Items from a data source:
___

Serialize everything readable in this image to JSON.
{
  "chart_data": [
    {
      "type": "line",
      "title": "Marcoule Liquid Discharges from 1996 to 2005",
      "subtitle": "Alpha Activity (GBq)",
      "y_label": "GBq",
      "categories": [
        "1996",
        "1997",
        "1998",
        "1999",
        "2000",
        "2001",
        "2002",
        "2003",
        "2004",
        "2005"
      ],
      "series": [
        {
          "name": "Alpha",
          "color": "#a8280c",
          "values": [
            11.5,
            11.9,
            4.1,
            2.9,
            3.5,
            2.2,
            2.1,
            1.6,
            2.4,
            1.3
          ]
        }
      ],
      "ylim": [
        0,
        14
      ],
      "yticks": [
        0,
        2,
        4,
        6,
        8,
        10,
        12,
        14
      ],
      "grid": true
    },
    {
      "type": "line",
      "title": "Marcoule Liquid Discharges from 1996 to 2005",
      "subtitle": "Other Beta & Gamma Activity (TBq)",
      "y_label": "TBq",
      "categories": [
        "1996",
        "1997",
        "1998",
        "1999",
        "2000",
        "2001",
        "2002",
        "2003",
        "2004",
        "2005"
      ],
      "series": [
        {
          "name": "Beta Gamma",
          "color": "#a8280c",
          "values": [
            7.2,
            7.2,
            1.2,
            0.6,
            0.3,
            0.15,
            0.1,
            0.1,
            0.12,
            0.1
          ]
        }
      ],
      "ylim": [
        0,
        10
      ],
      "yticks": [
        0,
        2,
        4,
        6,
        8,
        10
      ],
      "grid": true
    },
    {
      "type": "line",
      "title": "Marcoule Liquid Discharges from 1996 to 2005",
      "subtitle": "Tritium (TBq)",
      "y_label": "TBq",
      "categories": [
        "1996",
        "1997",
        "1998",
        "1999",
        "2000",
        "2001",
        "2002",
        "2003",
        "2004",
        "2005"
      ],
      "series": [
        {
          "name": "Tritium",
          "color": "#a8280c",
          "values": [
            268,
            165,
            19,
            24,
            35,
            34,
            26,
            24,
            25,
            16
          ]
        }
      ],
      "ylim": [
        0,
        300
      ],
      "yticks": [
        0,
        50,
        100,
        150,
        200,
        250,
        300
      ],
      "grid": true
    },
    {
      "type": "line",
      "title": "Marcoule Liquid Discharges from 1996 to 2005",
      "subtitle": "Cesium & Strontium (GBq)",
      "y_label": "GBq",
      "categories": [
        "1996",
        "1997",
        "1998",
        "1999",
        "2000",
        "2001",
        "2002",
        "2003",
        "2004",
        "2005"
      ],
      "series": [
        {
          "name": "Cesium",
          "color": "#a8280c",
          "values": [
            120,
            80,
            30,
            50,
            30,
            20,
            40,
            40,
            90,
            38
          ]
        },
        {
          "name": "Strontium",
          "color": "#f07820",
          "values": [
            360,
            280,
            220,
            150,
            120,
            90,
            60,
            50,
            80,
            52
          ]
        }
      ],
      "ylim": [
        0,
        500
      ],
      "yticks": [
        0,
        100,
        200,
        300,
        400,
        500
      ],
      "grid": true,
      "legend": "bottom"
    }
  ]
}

___

Extract every line that has the string "Beta" in it.

      "subtitle": "Other Beta & Gamma Activity (TBq)",
          "name": "Beta Gamma",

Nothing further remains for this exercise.